## START

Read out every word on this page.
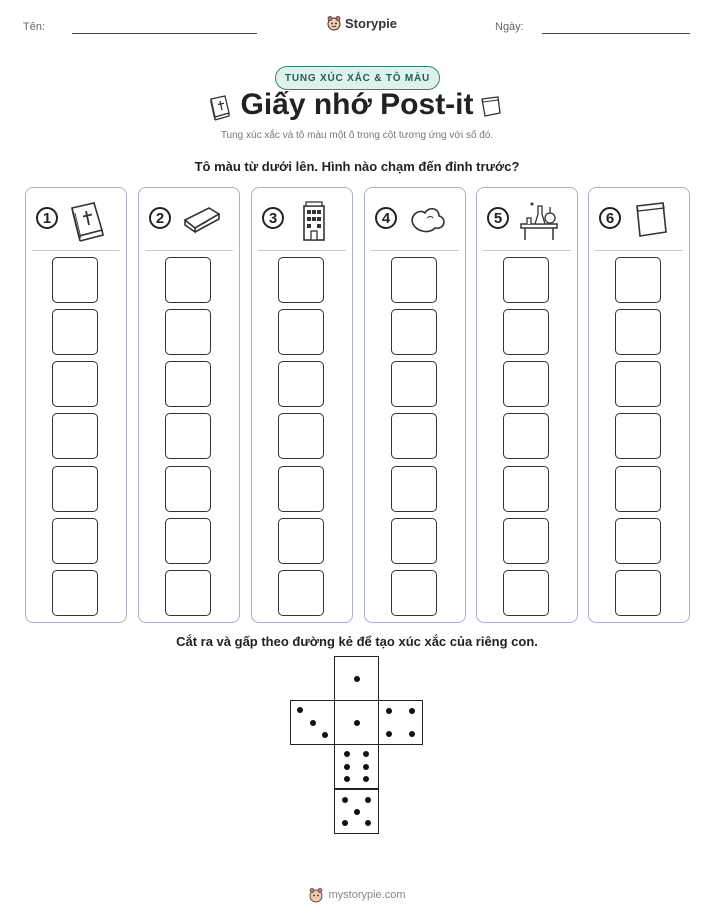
Tên:	Storypie	Ngày:
TUNG XÚC XẮC & TÔ MÀU
Giấy nhớ Post-it
Tung xúc xắc và tô màu một ô trong cột tương ứng với số đó.
Tô màu từ dưới lên. Hình nào chạm đến đỉnh trước?
1	2	3	4	5	6
Cắt ra và gấp theo đường kẻ để tạo xúc xắc của riêng con.
mystorypie.com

## END

Copy the material exactly. Do not include the pictures.

Read out every word on this page.
Tên:	Storypie	Ngày:
TUNG XÚC XẮC & TÔ MÀU
Giấy nhớ Post-it
Tung xúc xắc và tô màu một ô trong cột tương ứng với số đó.
Tô màu từ dưới lên. Hình nào chạm đến đỉnh trước?
1	2	3	4	5	6
Cắt ra và gấp theo đường kẻ để tạo xúc xắc của riêng con.
mystorypie.com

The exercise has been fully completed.